AIM OF THE TASK: Your task is to repeat the entries exactly. Leave the pictures out.

TASK DATA:
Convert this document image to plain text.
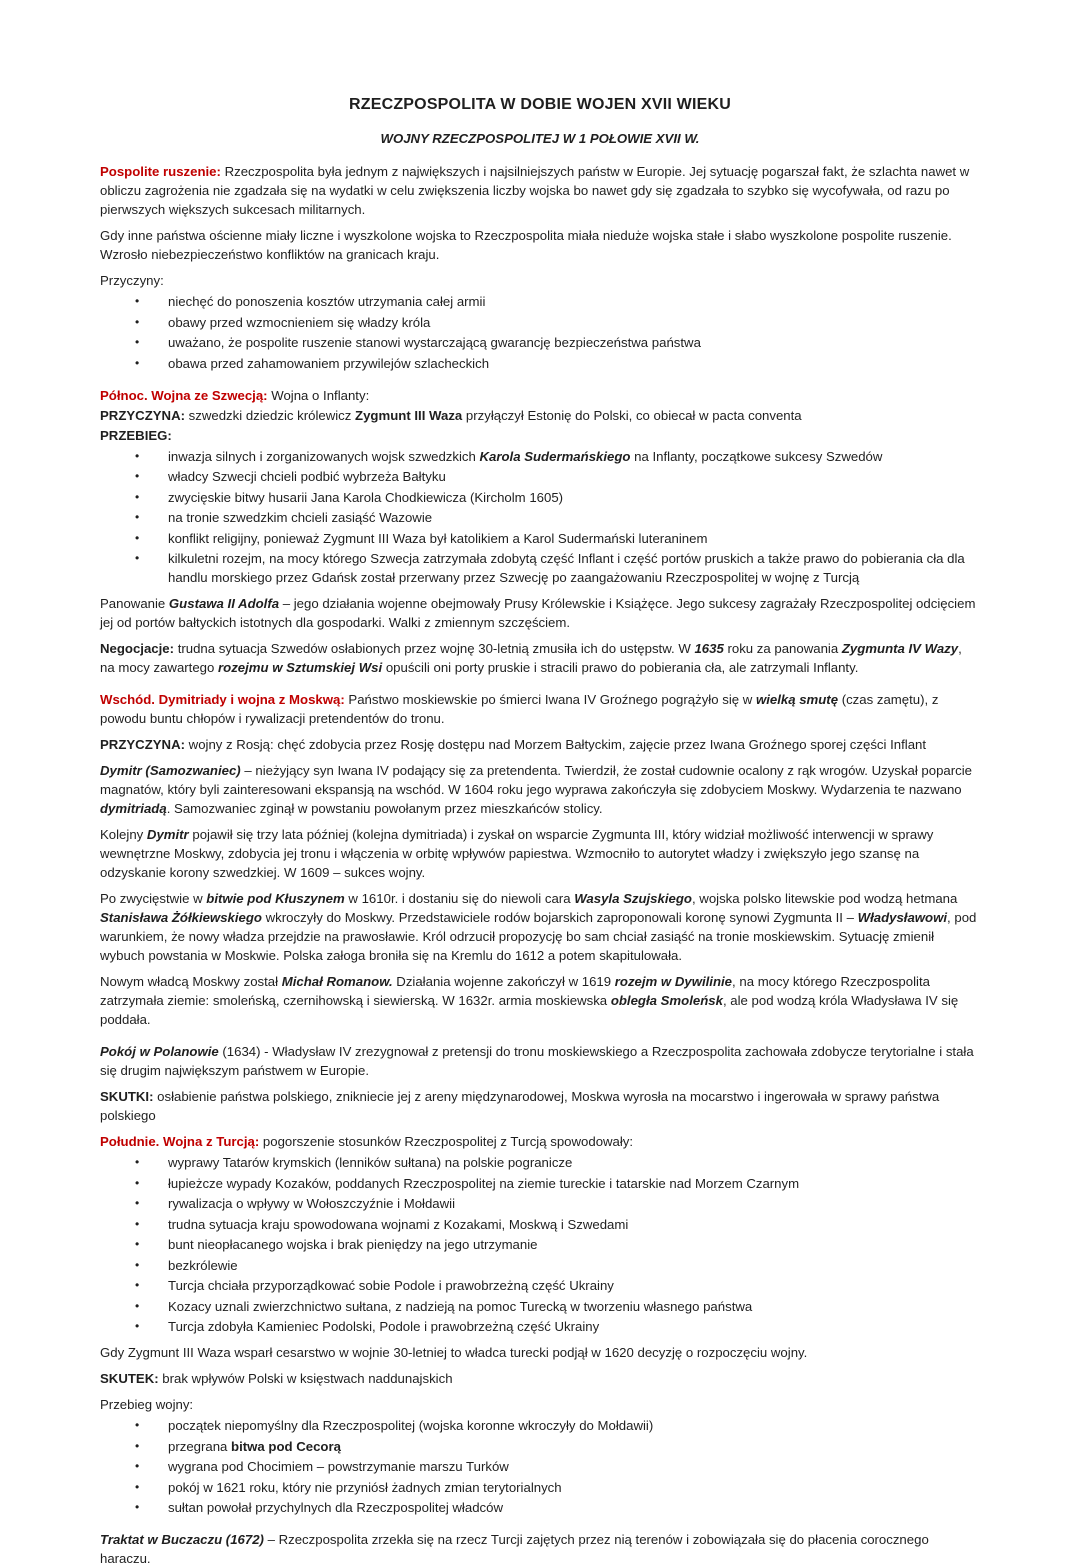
RZECZPOSPOLITA W DOBIE WOJEN XVII WIEKU
WOJNY RZECZPOSPOLITEJ W 1 POŁOWIE XVII W.

Pospolite ruszenie: Rzeczpospolita była jednym z największych i najsilniejszych państw w Europie. Jej sytuację pogarszał fakt, że szlachta nawet w obliczu zagrożenia nie zgadzała się na wydatki w celu zwiększenia liczby wojska bo nawet gdy się zgadzała to szybko się wycofywała, od razu po pierwszych większych sukcesach militarnych.

Gdy inne państwa ościenne miały liczne i wyszkolone wojska to Rzeczpospolita miała nieduże wojska stałe i słabo wyszkolone pospolite ruszenie. Wzrosło niebezpieczeństwo konfliktów na granicach kraju.

Przyczyny:

• niechęć do ponoszenia kosztów utrzymania całej armii
• obawy przed wzmocnieniem się władzy króla
• uważano, że pospolite ruszenie stanowi wystarczającą gwarancję bezpieczeństwa państwa
• obawa przed zahamowaniem przywilejów szlacheckich

Północ. Wojna ze Szwecją: Wojna o Inflanty:

PRZYCZYNA: szwedzki dziedzic królewicz Zygmunt III Waza przyłączył Estonię do Polski, co obiecał w pacta conventa

PRZEBIEG:

• inwazja silnych i zorganizowanych wojsk szwedzkich Karola Sudermańskiego na Inflanty, początkowe sukcesy Szwedów
• władcy Szwecji chcieli podbić wybrzeża Bałtyku
• zwycięskie bitwy husarii Jana Karola Chodkiewicza (Kircholm 1605)
• na tronie szwedzkim chcieli zasiąść Wazowie
• konflikt religijny, ponieważ Zygmunt III Waza był katolikiem a Karol Sudermański luteraninem
• kilkuletni rozejm, na mocy którego Szwecja zatrzymała zdobytą część Inflant i część portów pruskich a także prawo do pobierania cła dla handlu morskiego przez Gdańsk został przerwany przez Szwecję po zaangażowaniu Rzeczpospolitej w wojnę z Turcją

Panowanie Gustawa II Adolfa – jego działania wojenne obejmowały Prusy Królewskie i Książęce. Jego sukcesy zagrażały Rzeczpospolitej odcięciem jej od portów bałtyckich istotnych dla gospodarki. Walki z zmiennym szczęściem.

Negocjacje: trudna sytuacja Szwedów osłabionych przez wojnę 30-letnią zmusiła ich do ustępstw. W 1635 roku za panowania Zygmunta IV Wazy, na mocy zawartego rozejmu w Sztumskiej Wsi opuścili oni porty pruskie i stracili prawo do pobierania cła, ale zatrzymali Inflanty.

Wschód. Dymitriady i wojna z Moskwą: Państwo moskiewskie po śmierci Iwana IV Groźnego pogrążyło się w wielką smutę (czas zamętu), z powodu buntu chłopów i rywalizacji pretendentów do tronu.

PRZYCZYNA: wojny z Rosją: chęć zdobycia przez Rosję dostępu nad Morzem Bałtyckim, zajęcie przez Iwana Groźnego sporej części Inflant

Dymitr (Samozwaniec) – nieżyjący syn Iwana IV podający się za pretendenta. Twierdził, że został cudownie ocalony z rąk wrogów. Uzyskał poparcie magnatów, który byli zainteresowani ekspansją na wschód. W 1604 roku jego wyprawa zakończyła się zdobyciem Moskwy. Wydarzenia te nazwano dymitriadą. Samozwaniec zginął w powstaniu powołanym przez mieszkańców stolicy.

Kolejny Dymitr pojawił się trzy lata później (kolejna dymitriada) i zyskał on wsparcie Zygmunta III, który widział możliwość interwencji w sprawy wewnętrzne Moskwy, zdobycia jej tronu i włączenia w orbitę wpływów papiestwa. Wzmocniło to autorytet władzy i zwiększyło jego szansę na odzyskanie korony szwedzkiej. W 1609 – sukces wojny.

Po zwycięstwie w bitwie pod Kłuszynem w 1610r. i dostaniu się do niewoli cara Wasyla Szujskiego, wojska polsko litewskie pod wodzą hetmana Stanisława Żółkiewskiego wkroczyły do Moskwy. Przedstawiciele rodów bojarskich zaproponowali koronę synowi Zygmunta II – Władysławowi, pod warunkiem, że nowy władza przejdzie na prawosławie. Król odrzucił propozycję bo sam chciał zasiąść na tronie moskiewskim. Sytuację zmienił wybuch powstania w Moskwie. Polska załoga broniła się na Kremlu do 1612 a potem skapitulowała.

Nowym władcą Moskwy został Michał Romanow. Działania wojenne zakończył w 1619 rozejm w Dywilinie, na mocy którego Rzeczpospolita zatrzymała ziemie: smoleńską, czernihowską i siewierską. W 1632r. armia moskiewska obległa Smoleńsk, ale pod wodzą króla Władysława IV się poddała.

Pokój w Polanowie (1634) - Władysław IV zrezygnował z pretensji do tronu moskiewskiego a Rzeczpospolita zachowała zdobycze terytorialne i stała się drugim największym państwem w Europie.

SKUTKI: osłabienie państwa polskiego, znikniecie jej z areny międzynarodowej, Moskwa wyrosła na mocarstwo i ingerowała w sprawy państwa polskiego

Południe. Wojna z Turcją: pogorszenie stosunków Rzeczpospolitej z Turcją spowodowały:

• wyprawy Tatarów krymskich (lenników sułtana) na polskie pogranicze
• łupieżcze wypady Kozaków, poddanych Rzeczpospolitej na ziemie tureckie i tatarskie nad Morzem Czarnym
• rywalizacja o wpływy w Wołoszczyźnie i Mołdawii
• trudna sytuacja kraju spowodowana wojnami z Kozakami, Moskwą i Szwedami
• bunt nieopłacanego wojska i brak pieniędzy na jego utrzymanie
• bezkrólewie
• Turcja chciała przyporządkować sobie Podole i prawobrzeżną część Ukrainy
• Kozacy uznali zwierzchnictwo sułtana, z nadzieją na pomoc Turecką w tworzeniu własnego państwa
• Turcja zdobyła Kamieniec Podolski, Podole i prawobrzeżną część Ukrainy

Gdy Zygmunt III Waza wsparł cesarstwo w wojnie 30-letniej to władca turecki podjął w 1620 decyzję o rozpoczęciu wojny.

SKUTEK: brak wpływów Polski w księstwach naddunajskich

Przebieg wojny:

• początek niepomyślny dla Rzeczpospolitej (wojska koronne wkroczyły do Mołdawii)
• przegrana bitwa pod Cecorą
• wygrana pod Chocimiem – powstrzymanie marszu Turków
• pokój w 1621 roku, który nie przyniósł żadnych zmian terytorialnych
• sułtan powołał przychylnych dla Rzeczpospolitej władców

Traktat w Buczaczu (1672) – Rzeczpospolita zrzekła się na rzecz Turcji zajętych przez nią terenów i zobowiązała się do płacenia corocznego haraczu.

RESPONSE:
Convert this document image to plain text.
RZECZPOSPOLITA W DOBIE WOJEN XVII WIEKU
WOJNY RZECZPOSPOLITEJ W 1 POŁOWIE XVII W.

Pospolite ruszenie: Rzeczpospolita była jednym z największych i najsilniejszych państw w Europie. Jej sytuację pogarszał fakt, że szlachta nawet w obliczu zagrożenia nie zgadzała się na wydatki w celu zwiększenia liczby wojska bo nawet gdy się zgadzała to szybko się wycofywała, od razu po pierwszych większych sukcesach militarnych.

Gdy inne państwa ościenne miały liczne i wyszkolone wojska to Rzeczpospolita miała nieduże wojska stałe i słabo wyszkolone pospolite ruszenie. Wzrosło niebezpieczeństwo konfliktów na granicach kraju.

Przyczyny:

• niechęć do ponoszenia kosztów utrzymania całej armii
• obawy przed wzmocnieniem się władzy króla
• uważano, że pospolite ruszenie stanowi wystarczającą gwarancję bezpieczeństwa państwa
• obawa przed zahamowaniem przywilejów szlacheckich

Północ. Wojna ze Szwecją: Wojna o Inflanty:

PRZYCZYNA: szwedzki dziedzic królewicz Zygmunt III Waza przyłączył Estonię do Polski, co obiecał w pacta conventa

PRZEBIEG:

• inwazja silnych i zorganizowanych wojsk szwedzkich Karola Sudermańskiego na Inflanty, początkowe sukcesy Szwedów
• władcy Szwecji chcieli podbić wybrzeża Bałtyku
• zwycięskie bitwy husarii Jana Karola Chodkiewicza (Kircholm 1605)
• na tronie szwedzkim chcieli zasiąść Wazowie
• konflikt religijny, ponieważ Zygmunt III Waza był katolikiem a Karol Sudermański luteraninem
• kilkuletni rozejm, na mocy którego Szwecja zatrzymała zdobytą część Inflant i część portów pruskich a także prawo do pobierania cła dla handlu morskiego przez Gdańsk został przerwany przez Szwecję po zaangażowaniu Rzeczpospolitej w wojnę z Turcją

Panowanie Gustawa II Adolfa – jego działania wojenne obejmowały Prusy Królewskie i Książęce. Jego sukcesy zagrażały Rzeczpospolitej odcięciem jej od portów bałtyckich istotnych dla gospodarki. Walki z zmiennym szczęściem.

Negocjacje: trudna sytuacja Szwedów osłabionych przez wojnę 30-letnią zmusiła ich do ustępstw. W 1635 roku za panowania Zygmunta IV Wazy, na mocy zawartego rozejmu w Sztumskiej Wsi opuścili oni porty pruskie i stracili prawo do pobierania cła, ale zatrzymali Inflanty.

Wschód. Dymitriady i wojna z Moskwą: Państwo moskiewskie po śmierci Iwana IV Groźnego pogrążyło się w wielką smutę (czas zamętu), z powodu buntu chłopów i rywalizacji pretendentów do tronu.

PRZYCZYNA: wojny z Rosją: chęć zdobycia przez Rosję dostępu nad Morzem Bałtyckim, zajęcie przez Iwana Groźnego sporej części Inflant

Dymitr (Samozwaniec) – nieżyjący syn Iwana IV podający się za pretendenta. Twierdził, że został cudownie ocalony z rąk wrogów. Uzyskał poparcie magnatów, który byli zainteresowani ekspansją na wschód. W 1604 roku jego wyprawa zakończyła się zdobyciem Moskwy. Wydarzenia te nazwano dymitriadą. Samozwaniec zginął w powstaniu powołanym przez mieszkańców stolicy.

Kolejny Dymitr pojawił się trzy lata później (kolejna dymitriada) i zyskał on wsparcie Zygmunta III, który widział możliwość interwencji w sprawy wewnętrzne Moskwy, zdobycia jej tronu i włączenia w orbitę wpływów papiestwa. Wzmocniło to autorytet władzy i zwiększyło jego szansę na odzyskanie korony szwedzkiej. W 1609 – sukces wojny.

Po zwycięstwie w bitwie pod Kłuszynem w 1610r. i dostaniu się do niewoli cara Wasyla Szujskiego, wojska polsko litewskie pod wodzą hetmana Stanisława Żółkiewskiego wkroczyły do Moskwy. Przedstawiciele rodów bojarskich zaproponowali koronę synowi Zygmunta II – Władysławowi, pod warunkiem, że nowy władza przejdzie na prawosławie. Król odrzucił propozycję bo sam chciał zasiąść na tronie moskiewskim. Sytuację zmienił wybuch powstania w Moskwie. Polska załoga broniła się na Kremlu do 1612 a potem skapitulowała.

Nowym władcą Moskwy został Michał Romanow. Działania wojenne zakończył w 1619 rozejm w Dywilinie, na mocy którego Rzeczpospolita zatrzymała ziemie: smoleńską, czernihowską i siewierską. W 1632r. armia moskiewska obległa Smoleńsk, ale pod wodzą króla Władysława IV się poddała.

Pokój w Polanowie (1634) - Władysław IV zrezygnował z pretensji do tronu moskiewskiego a Rzeczpospolita zachowała zdobycze terytorialne i stała się drugim największym państwem w Europie.

SKUTKI: osłabienie państwa polskiego, znikniecie jej z areny międzynarodowej, Moskwa wyrosła na mocarstwo i ingerowała w sprawy państwa polskiego

Południe. Wojna z Turcją: pogorszenie stosunków Rzeczpospolitej z Turcją spowodowały:

• wyprawy Tatarów krymskich (lenników sułtana) na polskie pogranicze
• łupieżcze wypady Kozaków, poddanych Rzeczpospolitej na ziemie tureckie i tatarskie nad Morzem Czarnym
• rywalizacja o wpływy w Wołoszczyźnie i Mołdawii
• trudna sytuacja kraju spowodowana wojnami z Kozakami, Moskwą i Szwedami
• bunt nieopłacanego wojska i brak pieniędzy na jego utrzymanie
• bezkrólewie
• Turcja chciała przyporządkować sobie Podole i prawobrzeżną część Ukrainy
• Kozacy uznali zwierzchnictwo sułtana, z nadzieją na pomoc Turecką w tworzeniu własnego państwa
• Turcja zdobyła Kamieniec Podolski, Podole i prawobrzeżną część Ukrainy

Gdy Zygmunt III Waza wsparł cesarstwo w wojnie 30-letniej to władca turecki podjął w 1620 decyzję o rozpoczęciu wojny.

SKUTEK: brak wpływów Polski w księstwach naddunajskich

Przebieg wojny:

• początek niepomyślny dla Rzeczpospolitej (wojska koronne wkroczyły do Mołdawii)
• przegrana bitwa pod Cecorą
• wygrana pod Chocimiem – powstrzymanie marszu Turków
• pokój w 1621 roku, który nie przyniósł żadnych zmian terytorialnych
• sułtan powołał przychylnych dla Rzeczpospolitej władców

Traktat w Buczaczu (1672) – Rzeczpospolita zrzekła się na rzecz Turcji zajętych przez nią terenów i zobowiązała się do płacenia corocznego haraczu.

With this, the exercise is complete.